Go through the data below. List every line that holds the word "TradingView".

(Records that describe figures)
--------------------

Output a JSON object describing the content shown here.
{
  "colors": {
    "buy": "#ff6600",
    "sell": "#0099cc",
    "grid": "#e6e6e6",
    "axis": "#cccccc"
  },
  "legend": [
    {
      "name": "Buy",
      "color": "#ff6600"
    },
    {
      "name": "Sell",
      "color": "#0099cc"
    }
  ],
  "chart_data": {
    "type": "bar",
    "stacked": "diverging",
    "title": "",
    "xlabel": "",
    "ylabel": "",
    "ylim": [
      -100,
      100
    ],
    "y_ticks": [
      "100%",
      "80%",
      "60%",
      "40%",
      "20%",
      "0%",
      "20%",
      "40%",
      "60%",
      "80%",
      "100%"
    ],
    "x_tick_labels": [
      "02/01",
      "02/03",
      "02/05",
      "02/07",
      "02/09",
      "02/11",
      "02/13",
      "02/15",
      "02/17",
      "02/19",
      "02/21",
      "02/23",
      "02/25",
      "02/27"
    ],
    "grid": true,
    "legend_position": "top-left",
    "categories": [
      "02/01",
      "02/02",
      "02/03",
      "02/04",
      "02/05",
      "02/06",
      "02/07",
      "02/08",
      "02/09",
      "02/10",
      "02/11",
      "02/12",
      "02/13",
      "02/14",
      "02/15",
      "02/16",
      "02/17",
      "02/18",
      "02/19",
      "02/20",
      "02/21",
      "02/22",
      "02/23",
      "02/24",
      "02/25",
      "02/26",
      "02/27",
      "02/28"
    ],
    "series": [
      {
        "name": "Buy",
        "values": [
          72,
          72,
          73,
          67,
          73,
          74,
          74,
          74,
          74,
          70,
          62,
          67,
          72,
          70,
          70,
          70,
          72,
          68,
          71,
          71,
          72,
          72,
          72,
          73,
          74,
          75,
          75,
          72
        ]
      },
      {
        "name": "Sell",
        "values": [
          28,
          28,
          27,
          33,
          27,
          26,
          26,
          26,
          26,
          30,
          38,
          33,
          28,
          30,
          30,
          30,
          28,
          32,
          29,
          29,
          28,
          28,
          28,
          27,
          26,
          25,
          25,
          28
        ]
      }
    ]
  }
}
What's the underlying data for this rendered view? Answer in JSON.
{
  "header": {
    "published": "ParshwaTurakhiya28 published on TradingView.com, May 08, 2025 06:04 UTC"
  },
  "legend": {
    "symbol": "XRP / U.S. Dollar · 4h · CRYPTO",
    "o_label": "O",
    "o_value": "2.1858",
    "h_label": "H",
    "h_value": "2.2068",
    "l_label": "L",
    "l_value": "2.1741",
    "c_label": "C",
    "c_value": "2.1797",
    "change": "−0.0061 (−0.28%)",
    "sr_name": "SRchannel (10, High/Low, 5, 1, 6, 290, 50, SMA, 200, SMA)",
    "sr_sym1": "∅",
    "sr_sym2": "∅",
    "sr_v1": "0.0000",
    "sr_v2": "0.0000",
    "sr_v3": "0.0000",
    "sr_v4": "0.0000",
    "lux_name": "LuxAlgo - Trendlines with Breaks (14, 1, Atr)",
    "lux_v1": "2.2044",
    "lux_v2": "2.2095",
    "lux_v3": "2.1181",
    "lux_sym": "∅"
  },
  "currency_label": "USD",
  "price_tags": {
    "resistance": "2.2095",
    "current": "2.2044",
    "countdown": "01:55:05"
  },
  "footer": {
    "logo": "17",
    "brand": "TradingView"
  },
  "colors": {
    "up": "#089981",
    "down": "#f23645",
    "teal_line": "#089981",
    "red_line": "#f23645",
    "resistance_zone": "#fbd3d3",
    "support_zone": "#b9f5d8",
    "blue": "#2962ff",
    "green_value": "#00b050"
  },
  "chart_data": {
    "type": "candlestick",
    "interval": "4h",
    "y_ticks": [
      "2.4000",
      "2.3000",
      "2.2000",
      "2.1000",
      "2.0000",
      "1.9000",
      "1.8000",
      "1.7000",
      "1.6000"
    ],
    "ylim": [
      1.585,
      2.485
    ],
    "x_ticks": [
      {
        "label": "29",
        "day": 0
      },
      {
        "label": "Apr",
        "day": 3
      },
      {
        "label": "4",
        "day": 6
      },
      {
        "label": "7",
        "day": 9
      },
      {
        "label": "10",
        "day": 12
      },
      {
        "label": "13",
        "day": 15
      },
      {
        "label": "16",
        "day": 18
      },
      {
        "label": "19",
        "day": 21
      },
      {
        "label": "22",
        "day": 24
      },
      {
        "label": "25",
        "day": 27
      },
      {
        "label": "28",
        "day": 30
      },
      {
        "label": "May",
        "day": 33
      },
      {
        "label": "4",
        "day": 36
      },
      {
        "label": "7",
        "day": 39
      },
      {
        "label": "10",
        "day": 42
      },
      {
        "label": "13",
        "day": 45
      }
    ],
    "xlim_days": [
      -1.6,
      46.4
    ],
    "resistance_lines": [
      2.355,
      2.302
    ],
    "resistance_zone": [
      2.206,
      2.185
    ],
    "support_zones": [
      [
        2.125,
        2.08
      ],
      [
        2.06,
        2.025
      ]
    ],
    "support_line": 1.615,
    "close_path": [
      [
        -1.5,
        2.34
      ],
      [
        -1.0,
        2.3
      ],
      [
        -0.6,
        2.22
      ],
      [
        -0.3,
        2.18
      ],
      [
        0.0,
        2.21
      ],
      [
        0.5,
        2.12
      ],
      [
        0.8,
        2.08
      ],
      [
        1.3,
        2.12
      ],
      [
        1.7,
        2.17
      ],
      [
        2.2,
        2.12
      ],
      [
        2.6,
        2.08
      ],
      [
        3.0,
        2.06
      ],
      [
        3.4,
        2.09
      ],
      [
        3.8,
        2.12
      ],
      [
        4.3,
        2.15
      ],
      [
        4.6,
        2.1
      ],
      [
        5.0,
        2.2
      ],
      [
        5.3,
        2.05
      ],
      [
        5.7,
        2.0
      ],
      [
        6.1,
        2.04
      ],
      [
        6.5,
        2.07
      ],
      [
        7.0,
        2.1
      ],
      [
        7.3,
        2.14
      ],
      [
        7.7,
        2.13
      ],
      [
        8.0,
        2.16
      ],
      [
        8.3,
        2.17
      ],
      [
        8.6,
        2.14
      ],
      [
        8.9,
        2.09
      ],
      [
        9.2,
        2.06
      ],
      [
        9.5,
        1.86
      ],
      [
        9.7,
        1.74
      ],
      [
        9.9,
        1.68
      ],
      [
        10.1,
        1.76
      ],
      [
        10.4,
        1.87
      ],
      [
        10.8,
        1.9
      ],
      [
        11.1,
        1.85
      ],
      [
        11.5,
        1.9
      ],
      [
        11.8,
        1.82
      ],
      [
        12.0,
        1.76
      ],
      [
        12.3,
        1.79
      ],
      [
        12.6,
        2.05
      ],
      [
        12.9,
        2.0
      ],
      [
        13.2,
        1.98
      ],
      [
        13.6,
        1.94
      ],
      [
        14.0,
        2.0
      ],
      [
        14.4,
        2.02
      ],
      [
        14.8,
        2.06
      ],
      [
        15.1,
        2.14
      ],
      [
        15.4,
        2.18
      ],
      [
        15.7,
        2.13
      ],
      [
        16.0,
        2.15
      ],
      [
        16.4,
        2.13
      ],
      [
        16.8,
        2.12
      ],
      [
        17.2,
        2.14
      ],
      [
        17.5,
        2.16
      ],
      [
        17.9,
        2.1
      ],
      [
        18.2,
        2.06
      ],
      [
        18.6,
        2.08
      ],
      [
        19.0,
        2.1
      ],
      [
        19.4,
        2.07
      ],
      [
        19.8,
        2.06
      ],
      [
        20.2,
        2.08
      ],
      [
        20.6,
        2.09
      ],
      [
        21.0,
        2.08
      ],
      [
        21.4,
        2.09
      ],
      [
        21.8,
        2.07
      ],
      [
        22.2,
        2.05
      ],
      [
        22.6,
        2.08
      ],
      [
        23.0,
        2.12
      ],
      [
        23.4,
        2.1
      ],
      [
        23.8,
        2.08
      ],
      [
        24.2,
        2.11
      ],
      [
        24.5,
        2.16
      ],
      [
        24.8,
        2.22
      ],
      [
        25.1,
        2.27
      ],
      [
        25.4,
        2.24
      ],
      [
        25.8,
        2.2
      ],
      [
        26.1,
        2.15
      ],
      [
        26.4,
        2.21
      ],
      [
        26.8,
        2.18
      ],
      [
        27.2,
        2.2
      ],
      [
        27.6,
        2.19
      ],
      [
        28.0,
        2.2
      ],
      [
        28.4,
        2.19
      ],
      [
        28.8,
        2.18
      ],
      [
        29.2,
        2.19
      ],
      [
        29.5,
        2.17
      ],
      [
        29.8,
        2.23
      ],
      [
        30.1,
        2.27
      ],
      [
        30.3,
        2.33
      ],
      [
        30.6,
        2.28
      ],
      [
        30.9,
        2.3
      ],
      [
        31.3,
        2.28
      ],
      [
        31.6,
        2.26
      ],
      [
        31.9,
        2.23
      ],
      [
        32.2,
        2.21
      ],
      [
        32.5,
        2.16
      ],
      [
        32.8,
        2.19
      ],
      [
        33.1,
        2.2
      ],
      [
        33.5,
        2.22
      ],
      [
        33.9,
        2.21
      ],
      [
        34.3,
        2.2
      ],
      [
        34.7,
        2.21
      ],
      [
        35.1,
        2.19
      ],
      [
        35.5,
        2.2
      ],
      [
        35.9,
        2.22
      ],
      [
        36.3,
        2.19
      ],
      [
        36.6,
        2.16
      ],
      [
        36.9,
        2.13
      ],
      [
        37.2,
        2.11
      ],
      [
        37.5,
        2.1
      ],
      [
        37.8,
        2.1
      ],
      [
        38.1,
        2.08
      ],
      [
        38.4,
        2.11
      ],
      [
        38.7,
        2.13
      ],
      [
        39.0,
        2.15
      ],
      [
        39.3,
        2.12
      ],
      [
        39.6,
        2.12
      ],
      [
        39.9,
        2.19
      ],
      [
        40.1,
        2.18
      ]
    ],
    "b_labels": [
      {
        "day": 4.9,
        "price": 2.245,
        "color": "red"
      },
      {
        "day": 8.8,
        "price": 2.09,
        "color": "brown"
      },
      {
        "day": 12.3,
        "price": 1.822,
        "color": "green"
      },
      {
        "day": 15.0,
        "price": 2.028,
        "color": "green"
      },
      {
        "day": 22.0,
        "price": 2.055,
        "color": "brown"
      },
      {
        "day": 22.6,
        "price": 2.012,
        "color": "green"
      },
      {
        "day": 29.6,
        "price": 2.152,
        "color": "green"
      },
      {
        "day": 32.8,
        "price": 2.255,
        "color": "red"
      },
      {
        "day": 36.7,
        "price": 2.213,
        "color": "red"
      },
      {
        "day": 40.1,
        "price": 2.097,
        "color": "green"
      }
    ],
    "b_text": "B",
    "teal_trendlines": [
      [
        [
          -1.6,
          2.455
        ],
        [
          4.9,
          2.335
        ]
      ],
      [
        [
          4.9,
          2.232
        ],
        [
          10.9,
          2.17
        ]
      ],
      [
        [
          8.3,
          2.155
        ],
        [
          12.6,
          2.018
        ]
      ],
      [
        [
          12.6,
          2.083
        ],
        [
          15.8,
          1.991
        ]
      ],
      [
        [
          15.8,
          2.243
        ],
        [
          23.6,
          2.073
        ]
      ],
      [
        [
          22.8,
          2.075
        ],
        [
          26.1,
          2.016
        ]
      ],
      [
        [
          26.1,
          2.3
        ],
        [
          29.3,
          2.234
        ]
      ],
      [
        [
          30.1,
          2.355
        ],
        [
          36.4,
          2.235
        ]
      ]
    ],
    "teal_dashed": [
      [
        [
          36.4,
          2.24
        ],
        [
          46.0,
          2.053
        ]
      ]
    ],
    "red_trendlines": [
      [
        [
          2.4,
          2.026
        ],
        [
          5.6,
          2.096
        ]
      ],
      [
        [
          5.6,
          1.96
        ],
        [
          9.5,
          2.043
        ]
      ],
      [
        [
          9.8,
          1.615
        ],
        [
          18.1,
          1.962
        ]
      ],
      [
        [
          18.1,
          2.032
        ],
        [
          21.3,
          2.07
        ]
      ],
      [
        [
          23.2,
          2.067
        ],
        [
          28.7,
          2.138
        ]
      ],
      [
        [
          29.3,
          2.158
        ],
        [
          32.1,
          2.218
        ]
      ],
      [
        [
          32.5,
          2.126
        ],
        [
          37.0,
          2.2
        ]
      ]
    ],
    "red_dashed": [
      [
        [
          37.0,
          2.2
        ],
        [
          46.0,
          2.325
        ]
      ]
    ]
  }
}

--------------------

Complete output
    "published": "ParshwaTurakhiya28 published on TradingView.com, May 08, 2025 06:04 UTC"
    "brand": "TradingView"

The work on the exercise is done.